_Stated problem_
Set the listing down again exactly, please, apart from its pictures.

>>

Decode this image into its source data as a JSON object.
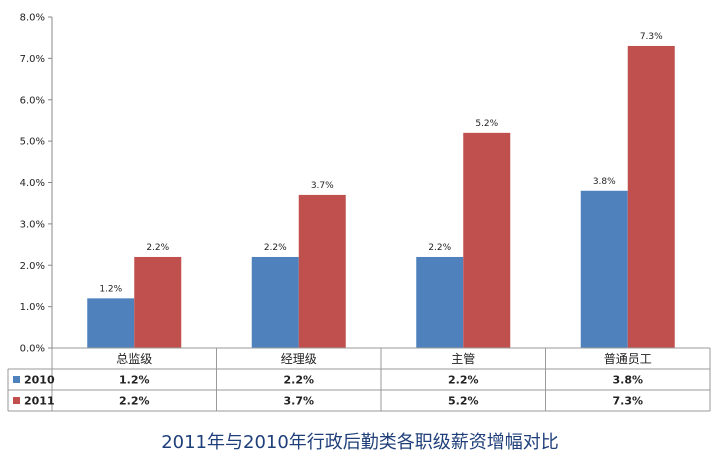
{
  "chart_data": {
    "type": "bar",
    "title": "2011年与2010年行政后勤类各职级薪资增幅对比",
    "categories": [
      "总监级",
      "经理级",
      "主管",
      "普通员工"
    ],
    "series": [
      {
        "name": "2010",
        "values": [
          1.2,
          2.2,
          2.2,
          3.8
        ],
        "labels": [
          "1.2%",
          "2.2%",
          "2.2%",
          "3.8%"
        ],
        "color": "#4f81bd"
      },
      {
        "name": "2011",
        "values": [
          2.2,
          3.7,
          5.2,
          7.3
        ],
        "labels": [
          "2.2%",
          "3.7%",
          "5.2%",
          "7.3%"
        ],
        "color": "#c0504d"
      }
    ],
    "ylim": [
      0,
      8
    ],
    "yticks": [
      "0.0%",
      "1.0%",
      "2.0%",
      "3.0%",
      "4.0%",
      "5.0%",
      "6.0%",
      "7.0%",
      "8.0%"
    ],
    "data_table": true,
    "legend": "data-table-left",
    "grid": false
  }
}
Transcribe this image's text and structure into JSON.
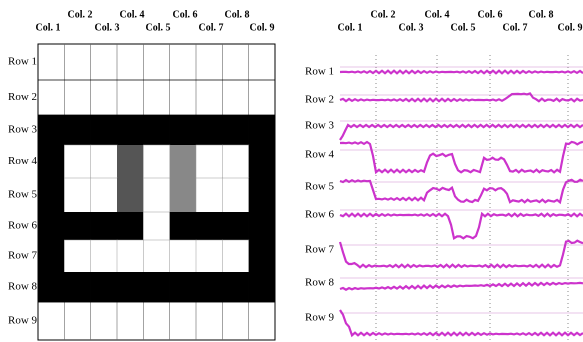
{
  "left_panel": {
    "column_labels": [
      "Col. 1",
      "Col. 2",
      "Col. 3",
      "Col. 4",
      "Col. 5",
      "Col. 6",
      "Col. 7",
      "Col. 8",
      "Col. 9"
    ],
    "row_labels": [
      "Row 1",
      "Row 2",
      "Row 3",
      "Row 4",
      "Row 5",
      "Row 6",
      "Row 7",
      "Row 8",
      "Row 9"
    ]
  },
  "right_panel": {
    "column_labels": [
      "Col. 1",
      "Col. 2",
      "Col. 3",
      "Col. 4",
      "Col. 5",
      "Col. 6",
      "Col. 7",
      "Col. 8",
      "Col. 9"
    ],
    "row_labels": [
      "Row 1",
      "Row 2",
      "Row 3",
      "Row 4",
      "Row 5",
      "Row 6",
      "Row 7",
      "Row 8",
      "Row 9"
    ]
  }
}
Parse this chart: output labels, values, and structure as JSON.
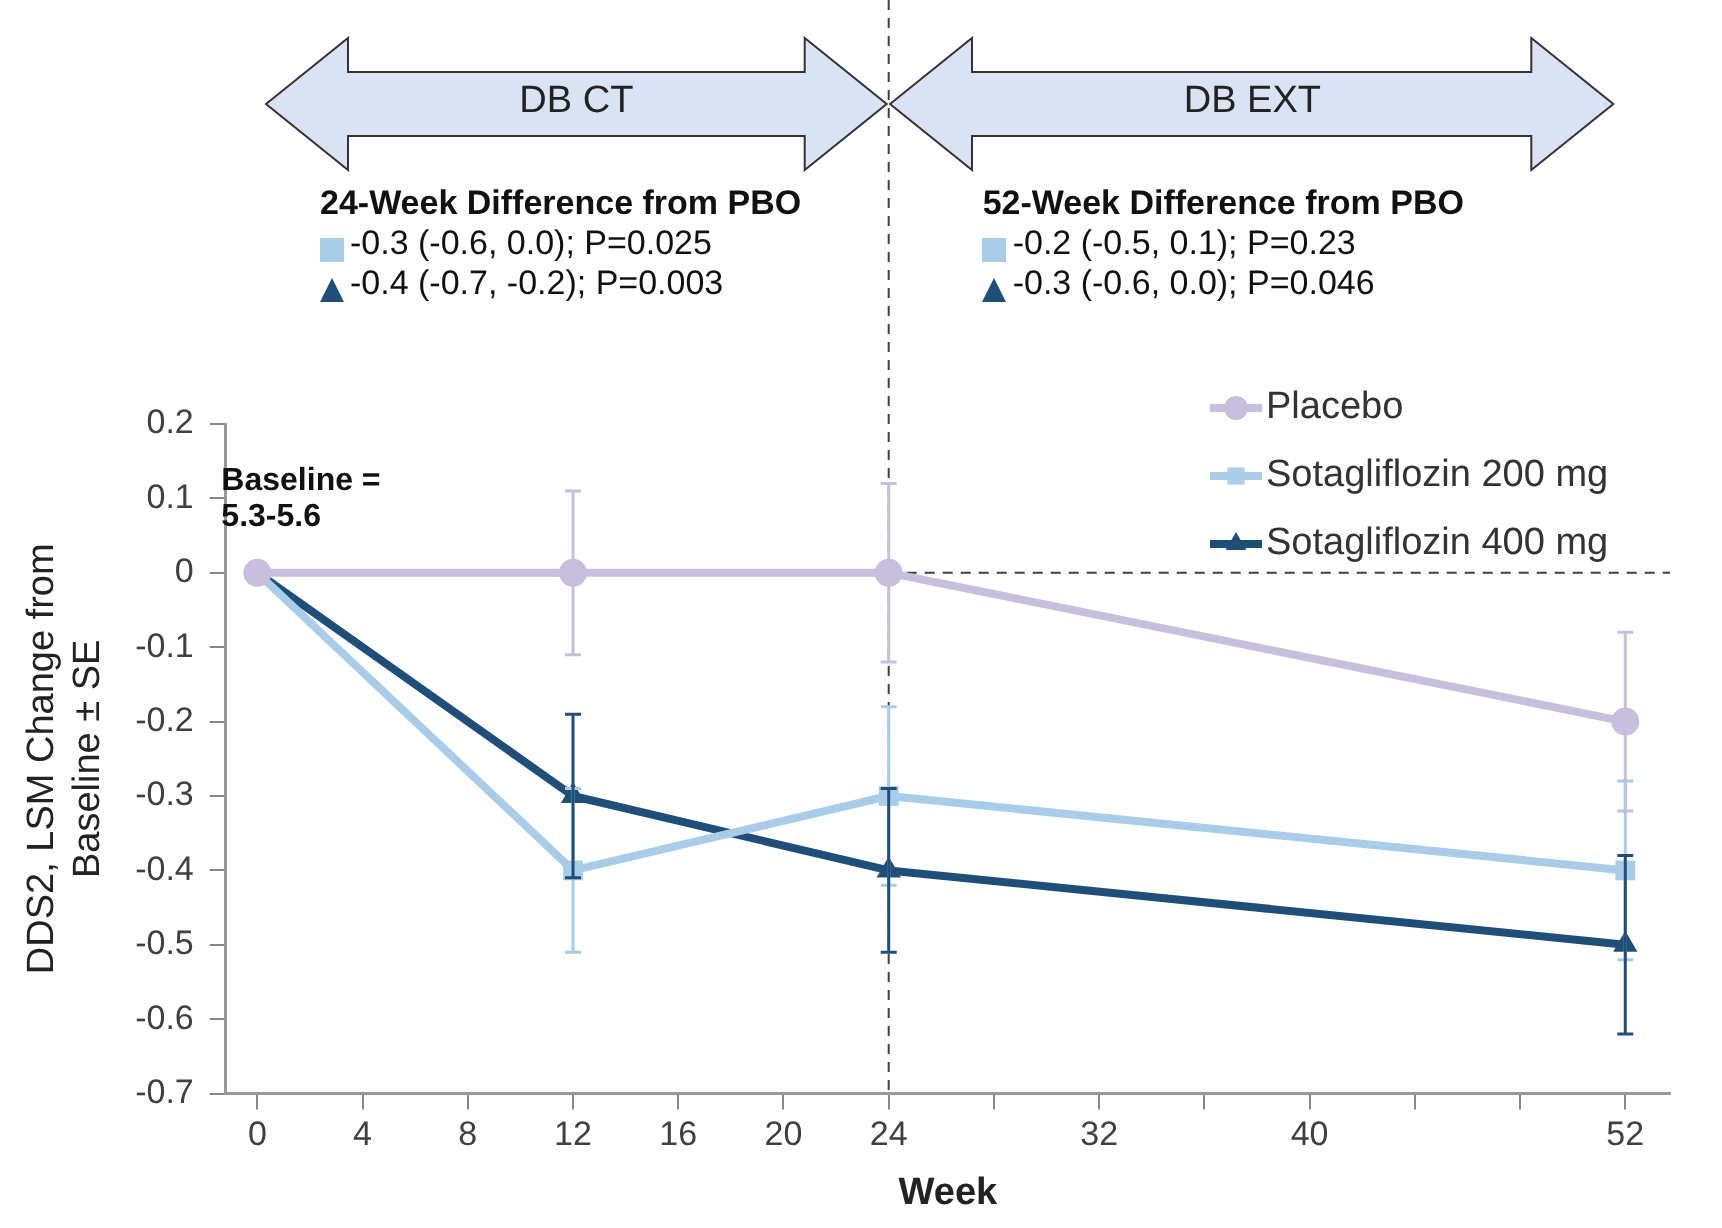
{
  "chart_data": {
    "type": "line",
    "xlabel": "Week",
    "ylabel": "DDS2, LSM Change from Baseline ± SE",
    "x": [
      0,
      12,
      24,
      52
    ],
    "xlim": [
      -1.2,
      53.7
    ],
    "xticks": [
      0,
      4,
      8,
      12,
      16,
      20,
      24,
      {
        "value": 28,
        "label": null
      },
      32,
      {
        "value": 36,
        "label": null
      },
      40,
      {
        "value": 44,
        "label": null
      },
      {
        "value": 48,
        "label": null
      },
      52
    ],
    "ylim": [
      -0.7,
      0.2
    ],
    "yticks": [
      -0.7,
      -0.6,
      -0.5,
      -0.4,
      -0.3,
      -0.2,
      -0.1,
      0,
      0.1,
      0.2
    ],
    "grid": false,
    "legend": "top right",
    "series": [
      {
        "name": "Placebo",
        "color": "#c8bedd",
        "marker": "circle",
        "values": [
          0,
          0,
          0,
          -0.2
        ],
        "errors": [
          null,
          0.11,
          0.12,
          0.12
        ]
      },
      {
        "name": "Sotagliflozin 200 mg",
        "color": "#a9cde9",
        "marker": "square",
        "values": [
          0,
          -0.4,
          -0.3,
          -0.4
        ],
        "errors": [
          null,
          0.11,
          0.12,
          0.12
        ]
      },
      {
        "name": "Sotagliflozin 400 mg",
        "color": "#1f4e79",
        "marker": "triangle",
        "values": [
          0,
          -0.3,
          -0.4,
          -0.5
        ],
        "errors": [
          null,
          0.11,
          0.11,
          0.12
        ]
      }
    ],
    "ref_lines": [
      {
        "axis": "x",
        "value": 24,
        "color": "#404040",
        "line_style": "dashed"
      },
      {
        "axis": "y",
        "value": 0,
        "color": "#404040",
        "line_style": "dashed"
      }
    ],
    "annotations": [
      "DB CT",
      "DB EXT",
      "24-Week Difference from PBO",
      "-0.3 (-0.6, 0.0); P=0.025",
      "-0.4 (-0.7, -0.2); P=0.003",
      "52-Week Difference from PBO",
      "-0.2 (-0.5, 0.1); P=0.23",
      "-0.3 (-0.6, 0.0); P=0.046",
      "Baseline = 5.3-5.6"
    ]
  }
}
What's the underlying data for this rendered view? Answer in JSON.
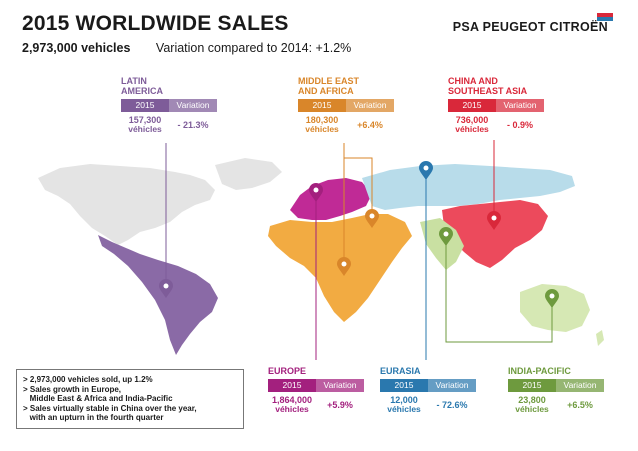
{
  "title": "2015 WORLDWIDE SALES",
  "subtitle_total": "2,973,000 vehicles",
  "subtitle_variation": "Variation compared to 2014: +1.2%",
  "brand": "PSA PEUGEOT CITROËN",
  "colors": {
    "latin_america": "#7e5c99",
    "middle_east_africa": "#e8a03a",
    "china_sea": "#e83a4a",
    "europe": "#b8228c",
    "eurasia": "#2a86be",
    "india_pacific": "#7ca84a",
    "map_grey": "#e4e4e4"
  },
  "regions": {
    "latin_america": {
      "name_line1": "LATIN",
      "name_line2": "AMERICA",
      "col_year": "2015",
      "col_var": "Variation",
      "number": "157,300",
      "unit": "véhicles",
      "variation": "- 21.3%",
      "color": "#7e5c99"
    },
    "middle_east_africa": {
      "name_line1": "MIDDLE EAST",
      "name_line2": "AND AFRICA",
      "col_year": "2015",
      "col_var": "Variation",
      "number": "180,300",
      "unit": "véhicles",
      "variation": "+6.4%",
      "color": "#d9862a"
    },
    "china_sea": {
      "name_line1": "CHINA AND",
      "name_line2": "SOUTHEAST ASIA",
      "col_year": "2015",
      "col_var": "Variation",
      "number": "736,000",
      "unit": "véhicles",
      "variation": "- 0.9%",
      "color": "#d9283a"
    },
    "europe": {
      "name_line1": "EUROPE",
      "name_line2": "",
      "col_year": "2015",
      "col_var": "Variation",
      "number": "1,864,000",
      "unit": "véhicles",
      "variation": "+5.9%",
      "color": "#a3207e"
    },
    "eurasia": {
      "name_line1": "EURASIA",
      "name_line2": "",
      "col_year": "2015",
      "col_var": "Variation",
      "number": "12,000",
      "unit": "véhicles",
      "variation": "- 72.6%",
      "color": "#2a78ae"
    },
    "india_pacific": {
      "name_line1": "INDIA-PACIFIC",
      "name_line2": "",
      "col_year": "2015",
      "col_var": "Variation",
      "number": "23,800",
      "unit": "véhicles",
      "variation": "+6.5%",
      "color": "#6e9a3e"
    }
  },
  "notes": [
    "> 2,973,000 vehicles sold, up 1.2%",
    "> Sales growth in Europe,",
    "   Middle East & Africa and India-Pacific",
    "> Sales virtually stable in China over the year,",
    "   with an upturn in the fourth quarter"
  ]
}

<<

_Written solution_
Decode this image into its source data as a JSON object.
{
  "chart_data": {
    "type": "bar",
    "title": "2011年与2010年行政后勤类各职级薪资增幅对比",
    "categories": [
      "总监级",
      "经理级",
      "主管",
      "普通员工"
    ],
    "series": [
      {
        "name": "2010",
        "values": [
          1.2,
          2.2,
          2.2,
          3.8
        ],
        "labels": [
          "1.2%",
          "2.2%",
          "2.2%",
          "3.8%"
        ],
        "color": "#4f81bd"
      },
      {
        "name": "2011",
        "values": [
          2.2,
          3.7,
          5.2,
          7.3
        ],
        "labels": [
          "2.2%",
          "3.7%",
          "5.2%",
          "7.3%"
        ],
        "color": "#c0504d"
      }
    ],
    "ylim": [
      0,
      8
    ],
    "yticks": [
      "0.0%",
      "1.0%",
      "2.0%",
      "3.0%",
      "4.0%",
      "5.0%",
      "6.0%",
      "7.0%",
      "8.0%"
    ],
    "data_table": true,
    "legend": "data-table-left",
    "grid": false
  }
}
Transcribe this image's text and structure into JSON.
{
  "left_panel": {
    "column_labels": [
      "Col. 1",
      "Col. 2",
      "Col. 3",
      "Col. 4",
      "Col. 5",
      "Col. 6",
      "Col. 7",
      "Col. 8",
      "Col. 9"
    ],
    "row_labels": [
      "Row 1",
      "Row 2",
      "Row 3",
      "Row 4",
      "Row 5",
      "Row 6",
      "Row 7",
      "Row 8",
      "Row 9"
    ]
  },
  "right_panel": {
    "column_labels": [
      "Col. 1",
      "Col. 2",
      "Col. 3",
      "Col. 4",
      "Col. 5",
      "Col. 6",
      "Col. 7",
      "Col. 8",
      "Col. 9"
    ],
    "row_labels": [
      "Row 1",
      "Row 2",
      "Row 3",
      "Row 4",
      "Row 5",
      "Row 6",
      "Row 7",
      "Row 8",
      "Row 9"
    ]
  }
}
Parse this chart: output labels, values, and structure as JSON.
{
  "chart_data": {
    "type": "line",
    "xlabel": "Week",
    "ylabel": "DDS2, LSM Change from Baseline ± SE",
    "x": [
      0,
      12,
      24,
      52
    ],
    "xlim": [
      -1.2,
      53.7
    ],
    "xticks": [
      0,
      4,
      8,
      12,
      16,
      20,
      24,
      {
        "value": 28,
        "label": null
      },
      32,
      {
        "value": 36,
        "label": null
      },
      40,
      {
        "value": 44,
        "label": null
      },
      {
        "value": 48,
        "label": null
      },
      52
    ],
    "ylim": [
      -0.7,
      0.2
    ],
    "yticks": [
      -0.7,
      -0.6,
      -0.5,
      -0.4,
      -0.3,
      -0.2,
      -0.1,
      0,
      0.1,
      0.2
    ],
    "grid": false,
    "legend": "top right",
    "series": [
      {
        "name": "Placebo",
        "color": "#c8bedd",
        "marker": "circle",
        "values": [
          0,
          0,
          0,
          -0.2
        ],
        "errors": [
          null,
          0.11,
          0.12,
          0.12
        ]
      },
      {
        "name": "Sotagliflozin 200 mg",
        "color": "#a9cde9",
        "marker": "square",
        "values": [
          0,
          -0.4,
          -0.3,
          -0.4
        ],
        "errors": [
          null,
          0.11,
          0.12,
          0.12
        ]
      },
      {
        "name": "Sotagliflozin 400 mg",
        "color": "#1f4e79",
        "marker": "triangle",
        "values": [
          0,
          -0.3,
          -0.4,
          -0.5
        ],
        "errors": [
          null,
          0.11,
          0.11,
          0.12
        ]
      }
    ],
    "ref_lines": [
      {
        "axis": "x",
        "value": 24,
        "color": "#404040",
        "line_style": "dashed"
      },
      {
        "axis": "y",
        "value": 0,
        "color": "#404040",
        "line_style": "dashed"
      }
    ],
    "annotations": [
      "DB CT",
      "DB EXT",
      "24-Week Difference from PBO",
      "-0.3 (-0.6, 0.0); P=0.025",
      "-0.4 (-0.7, -0.2); P=0.003",
      "52-Week Difference from PBO",
      "-0.2 (-0.5, 0.1); P=0.23",
      "-0.3 (-0.6, 0.0); P=0.046",
      "Baseline = 5.3-5.6"
    ]
  }
}
What's the underlying data for this rendered view? Answer in JSON.
{
  "title": "2015 WORLDWIDE SALES",
  "subtitle_total": "2,973,000 vehicles",
  "subtitle_variation": "Variation compared to 2014: +1.2%",
  "brand": "PSA PEUGEOT CITROËN",
  "colors": {
    "latin_america": "#7e5c99",
    "middle_east_africa": "#e8a03a",
    "china_sea": "#e83a4a",
    "europe": "#b8228c",
    "eurasia": "#2a86be",
    "india_pacific": "#7ca84a",
    "map_grey": "#e4e4e4"
  },
  "regions": {
    "latin_america": {
      "name_line1": "LATIN",
      "name_line2": "AMERICA",
      "col_year": "2015",
      "col_var": "Variation",
      "number": "157,300",
      "unit": "véhicles",
      "variation": "- 21.3%",
      "color": "#7e5c99"
    },
    "middle_east_africa": {
      "name_line1": "MIDDLE EAST",
      "name_line2": "AND AFRICA",
      "col_year": "2015",
      "col_var": "Variation",
      "number": "180,300",
      "unit": "véhicles",
      "variation": "+6.4%",
      "color": "#d9862a"
    },
    "china_sea": {
      "name_line1": "CHINA AND",
      "name_line2": "SOUTHEAST ASIA",
      "col_year": "2015",
      "col_var": "Variation",
      "number": "736,000",
      "unit": "véhicles",
      "variation": "- 0.9%",
      "color": "#d9283a"
    },
    "europe": {
      "name_line1": "EUROPE",
      "name_line2": "",
      "col_year": "2015",
      "col_var": "Variation",
      "number": "1,864,000",
      "unit": "véhicles",
      "variation": "+5.9%",
      "color": "#a3207e"
    },
    "eurasia": {
      "name_line1": "EURASIA",
      "name_line2": "",
      "col_year": "2015",
      "col_var": "Variation",
      "number": "12,000",
      "unit": "véhicles",
      "variation": "- 72.6%",
      "color": "#2a78ae"
    },
    "india_pacific": {
      "name_line1": "INDIA-PACIFIC",
      "name_line2": "",
      "col_year": "2015",
      "col_var": "Variation",
      "number": "23,800",
      "unit": "véhicles",
      "variation": "+6.5%",
      "color": "#6e9a3e"
    }
  },
  "notes": [
    "> 2,973,000 vehicles sold, up 1.2%",
    "> Sales growth in Europe,",
    "   Middle East & Africa and India-Pacific",
    "> Sales virtually stable in China over the year,",
    "   with an upturn in the fourth quarter"
  ]
}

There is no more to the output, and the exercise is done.